Short exercise:
How many lines in these records hold the string "from"? State only that number.

Supplied records:

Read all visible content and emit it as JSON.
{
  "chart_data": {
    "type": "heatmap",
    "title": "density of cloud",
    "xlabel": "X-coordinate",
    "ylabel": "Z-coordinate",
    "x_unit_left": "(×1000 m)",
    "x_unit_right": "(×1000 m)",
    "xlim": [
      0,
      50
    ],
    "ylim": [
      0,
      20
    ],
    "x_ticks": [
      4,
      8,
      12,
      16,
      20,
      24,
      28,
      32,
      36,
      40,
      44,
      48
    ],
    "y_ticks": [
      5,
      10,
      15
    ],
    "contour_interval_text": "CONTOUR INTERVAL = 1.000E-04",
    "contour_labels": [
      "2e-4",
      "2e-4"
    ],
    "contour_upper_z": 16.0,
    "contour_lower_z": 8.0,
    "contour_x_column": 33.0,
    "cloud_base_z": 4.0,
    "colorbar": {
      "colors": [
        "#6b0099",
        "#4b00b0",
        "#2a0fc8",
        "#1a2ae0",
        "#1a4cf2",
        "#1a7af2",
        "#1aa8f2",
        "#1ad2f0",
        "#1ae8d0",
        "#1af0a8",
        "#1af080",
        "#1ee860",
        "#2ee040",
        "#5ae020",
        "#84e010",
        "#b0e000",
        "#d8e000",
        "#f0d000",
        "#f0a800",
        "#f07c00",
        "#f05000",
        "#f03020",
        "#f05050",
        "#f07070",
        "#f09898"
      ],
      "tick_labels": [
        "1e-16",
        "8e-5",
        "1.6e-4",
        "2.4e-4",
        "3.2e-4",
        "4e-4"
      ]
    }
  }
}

==

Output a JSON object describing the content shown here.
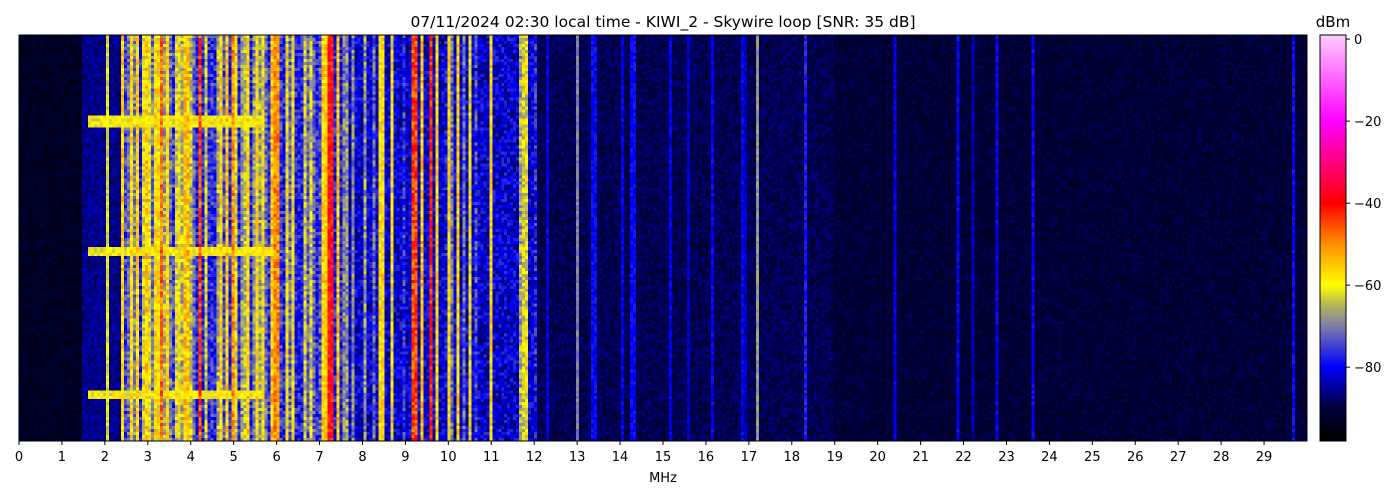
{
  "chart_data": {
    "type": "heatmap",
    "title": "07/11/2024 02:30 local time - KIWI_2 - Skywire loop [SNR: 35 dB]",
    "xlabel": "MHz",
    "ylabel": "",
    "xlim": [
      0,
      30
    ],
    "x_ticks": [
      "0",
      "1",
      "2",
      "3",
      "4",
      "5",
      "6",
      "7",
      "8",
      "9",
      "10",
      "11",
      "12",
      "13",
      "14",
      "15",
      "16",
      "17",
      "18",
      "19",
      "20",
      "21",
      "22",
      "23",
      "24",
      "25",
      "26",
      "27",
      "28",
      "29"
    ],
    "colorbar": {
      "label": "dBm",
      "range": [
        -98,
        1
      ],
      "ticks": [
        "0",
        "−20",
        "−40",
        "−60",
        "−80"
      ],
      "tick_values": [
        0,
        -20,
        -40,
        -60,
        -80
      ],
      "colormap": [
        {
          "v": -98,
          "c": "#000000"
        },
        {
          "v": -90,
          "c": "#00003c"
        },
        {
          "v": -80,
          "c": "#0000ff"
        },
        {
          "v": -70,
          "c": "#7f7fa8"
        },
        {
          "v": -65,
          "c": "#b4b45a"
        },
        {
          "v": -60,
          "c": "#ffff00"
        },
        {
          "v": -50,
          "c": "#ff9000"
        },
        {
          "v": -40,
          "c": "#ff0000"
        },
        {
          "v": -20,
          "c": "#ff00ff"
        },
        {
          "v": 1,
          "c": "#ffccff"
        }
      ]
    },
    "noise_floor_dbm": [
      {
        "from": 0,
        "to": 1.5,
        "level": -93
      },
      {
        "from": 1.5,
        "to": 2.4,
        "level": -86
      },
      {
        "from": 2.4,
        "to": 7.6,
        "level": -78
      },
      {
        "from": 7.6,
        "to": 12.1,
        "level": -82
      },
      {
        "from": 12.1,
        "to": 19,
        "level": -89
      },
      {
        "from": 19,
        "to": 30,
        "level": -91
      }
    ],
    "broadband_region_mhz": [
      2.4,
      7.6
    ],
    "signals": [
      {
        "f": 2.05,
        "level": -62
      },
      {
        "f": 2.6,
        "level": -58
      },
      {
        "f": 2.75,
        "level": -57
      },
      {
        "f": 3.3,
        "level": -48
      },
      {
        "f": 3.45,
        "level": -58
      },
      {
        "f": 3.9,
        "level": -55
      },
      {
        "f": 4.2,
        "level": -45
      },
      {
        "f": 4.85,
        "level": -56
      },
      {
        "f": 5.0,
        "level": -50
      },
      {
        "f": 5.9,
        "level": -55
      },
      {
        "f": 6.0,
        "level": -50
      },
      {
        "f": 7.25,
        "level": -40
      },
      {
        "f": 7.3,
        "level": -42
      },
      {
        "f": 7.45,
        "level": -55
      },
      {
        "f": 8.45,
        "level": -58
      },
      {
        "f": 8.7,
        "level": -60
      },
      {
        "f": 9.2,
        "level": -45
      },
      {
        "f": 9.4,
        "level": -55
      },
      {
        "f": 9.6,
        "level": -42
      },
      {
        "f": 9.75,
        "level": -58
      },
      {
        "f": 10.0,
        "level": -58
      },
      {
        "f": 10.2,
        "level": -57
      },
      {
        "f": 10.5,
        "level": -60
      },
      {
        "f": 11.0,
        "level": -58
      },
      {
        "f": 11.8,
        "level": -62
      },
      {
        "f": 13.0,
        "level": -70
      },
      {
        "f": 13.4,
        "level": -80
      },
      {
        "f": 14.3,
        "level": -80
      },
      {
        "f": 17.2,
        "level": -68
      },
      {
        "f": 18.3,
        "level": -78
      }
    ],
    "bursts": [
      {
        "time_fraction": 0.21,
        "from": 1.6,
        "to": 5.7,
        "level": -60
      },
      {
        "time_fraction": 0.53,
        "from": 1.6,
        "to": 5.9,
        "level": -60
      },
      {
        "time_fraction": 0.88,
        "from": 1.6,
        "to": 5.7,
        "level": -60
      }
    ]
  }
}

Correct response:
9